• _Set task_
Of all the lines in this data, how many include "تحویل"? Respond with the number only.

• _Exercise input_
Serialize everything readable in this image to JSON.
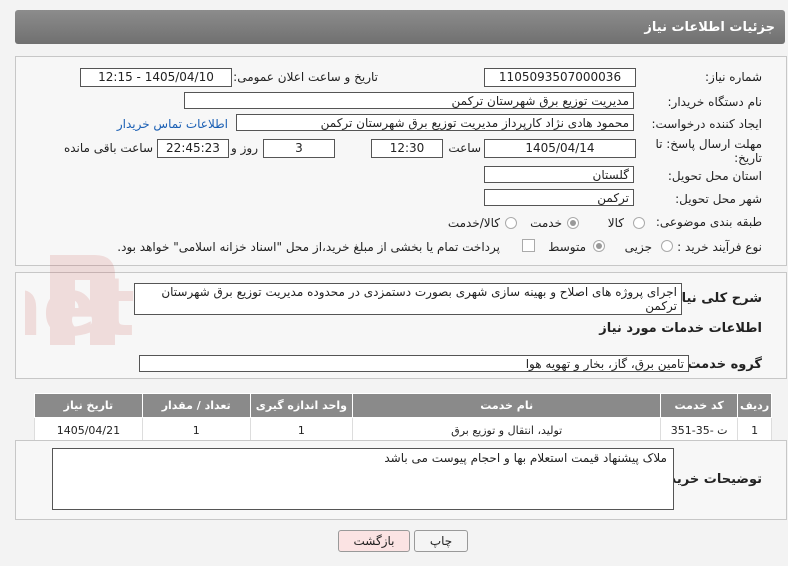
{
  "header": {
    "title": "جزئیات اطلاعات نیاز"
  },
  "fields": {
    "need_number_label": "شماره نیاز:",
    "need_number": "1105093507000036",
    "announce_label": "تاریخ و ساعت اعلان عمومی:",
    "announce_value": "1405/04/10 - 12:15",
    "buyer_org_label": "نام دستگاه خریدار:",
    "buyer_org": "مدیریت توزیع برق شهرستان ترکمن",
    "creator_label": "ایجاد کننده درخواست:",
    "creator": "محمود  هادی نژاد کارپرداز مدیریت توزیع برق شهرستان ترکمن",
    "contact_link": "اطلاعات تماس خریدار",
    "deadline_label_1": "مهلت ارسال پاسخ: تا",
    "deadline_label_2": "تاریخ:",
    "deadline_date": "1405/04/14",
    "time_word": "ساعت",
    "deadline_time": "12:30",
    "days_value": "3",
    "days_word": "روز و",
    "remaining_time": "22:45:23",
    "remaining_word": "ساعت باقی مانده",
    "province_label": "استان محل تحویل:",
    "province": "گلستان",
    "city_label": "شهر محل تحویل:",
    "city": "ترکمن",
    "category_label": "طبقه بندی موضوعی:",
    "category_options": [
      "کالا",
      "خدمت",
      "کالا/خدمت"
    ],
    "category_selected": "خدمت",
    "process_label": "نوع فرآیند خرید :",
    "process_options": [
      "جزیی",
      "متوسط"
    ],
    "process_selected": "متوسط",
    "payment_note": "پرداخت تمام یا بخشی از مبلغ خرید،از محل \"اسناد خزانه اسلامی\" خواهد بود."
  },
  "description": {
    "label": "شرح کلی نیاز:",
    "value": "اجرای پروژه های اصلاح و بهینه سازی شهری بصورت دستمزدی در محدوده مدیریت توزیع برق شهرستان ترکمن"
  },
  "services": {
    "section_title": "اطلاعات خدمات مورد نیاز",
    "group_label": "گروه خدمت:",
    "group_value": "تامین برق، گاز، بخار و تهویه هوا",
    "columns": [
      "ردیف",
      "کد خدمت",
      "نام خدمت",
      "واحد اندازه گیری",
      "تعداد / مقدار",
      "تاریخ نیاز"
    ],
    "rows": [
      [
        "1",
        "ت -35-351",
        "تولید، انتقال و توزیع برق",
        "1",
        "1",
        "1405/04/21"
      ]
    ]
  },
  "buyer_notes": {
    "label": "توضیحات خریدار:",
    "value": "ملاک پیشنهاد قیمت استعلام بها و احجام پیوست می باشد"
  },
  "buttons": {
    "print": "چاپ",
    "back": "بازگشت"
  },
  "watermark": "AriaTender.net"
}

• _Correct output_
2